DATA FOR PROCESSING:
^^^^^^^^
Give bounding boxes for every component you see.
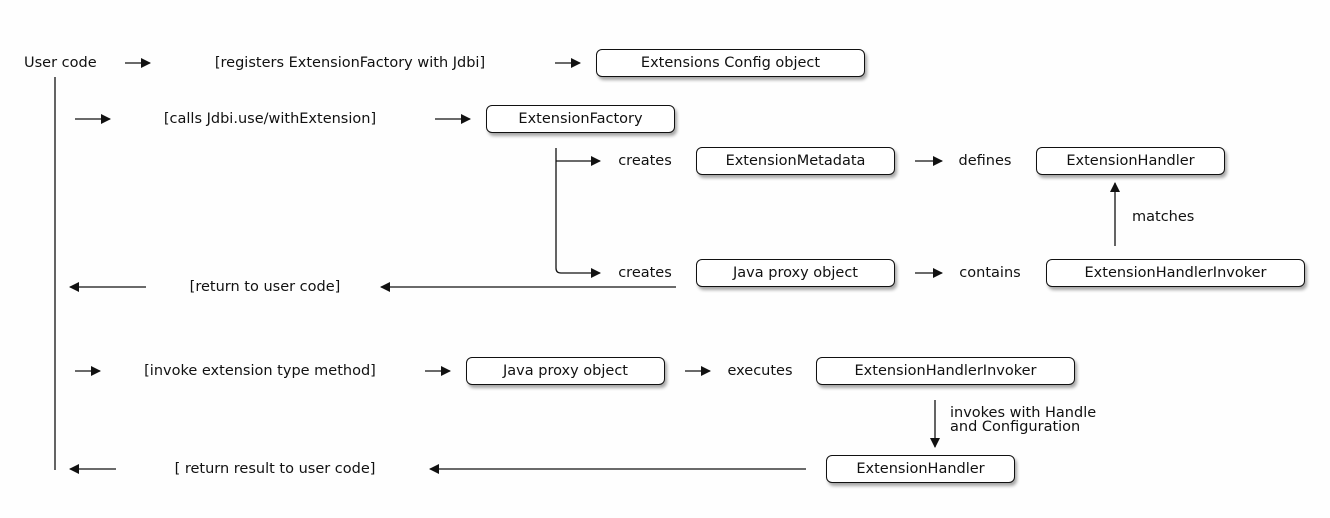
box-extensions-config: Extensions Config object	[596, 49, 865, 77]
edge-contains: contains	[959, 265, 1021, 281]
box-extension-factory: ExtensionFactory	[486, 105, 675, 133]
box-extension-metadata: ExtensionMetadata	[696, 147, 895, 175]
edge-matches: matches	[1132, 209, 1195, 225]
step-return-result-label: [ return result to user code]	[174, 461, 376, 477]
box-java-proxy-bottom: Java proxy object	[466, 357, 665, 385]
step-return-user-label: [return to user code]	[189, 279, 341, 295]
step-register-label: [registers ExtensionFactory with Jdbi]	[214, 55, 486, 71]
edge-invokes-line2: and Configuration	[950, 419, 1081, 435]
box-extension-handler-invoker-bottom: ExtensionHandlerInvoker	[816, 357, 1075, 385]
user-code-label: User code	[24, 55, 97, 71]
edge-creates-2: creates	[618, 265, 672, 281]
box-extension-handler-invoker-top: ExtensionHandlerInvoker	[1046, 259, 1305, 287]
factory-branch-line	[555, 148, 601, 278]
step-invoke-method-label: [invoke extension type method]	[144, 363, 376, 379]
step-calls-label: [calls Jdbi.use/withExtension]	[163, 111, 377, 127]
edge-creates-1: creates	[618, 153, 672, 169]
box-extension-handler-top: ExtensionHandler	[1036, 147, 1225, 175]
edge-defines: defines	[958, 153, 1012, 169]
box-java-proxy-top: Java proxy object	[696, 259, 895, 287]
edge-invokes-line1: invokes with Handle	[950, 405, 1097, 421]
box-extension-handler-bottom: ExtensionHandler	[826, 455, 1015, 483]
edge-executes: executes	[727, 363, 793, 379]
^^^^^^^^
YOUR TASK: Starting at the line containing "box-extensions-config: Extensions Config" and ending at the line containing "419, 1081, 435]", reproduce that stretch of the listing with "ExtensionMetadata" swapped for "ExtensionDescriptor" and nothing else altered.

SOLUTION:
box-extensions-config: Extensions Config object	[596, 49, 865, 77]
edge-contains: contains	[959, 265, 1021, 281]
box-extension-factory: ExtensionFactory	[486, 105, 675, 133]
box-extension-metadata: ExtensionDescriptor	[696, 147, 895, 175]
edge-matches: matches	[1132, 209, 1195, 225]
step-return-result-label: [ return result to user code]	[174, 461, 376, 477]
box-java-proxy-bottom: Java proxy object	[466, 357, 665, 385]
step-return-user-label: [return to user code]	[189, 279, 341, 295]
step-register-label: [registers ExtensionFactory with Jdbi]	[214, 55, 486, 71]
edge-invokes-line2: and Configuration	[950, 419, 1081, 435]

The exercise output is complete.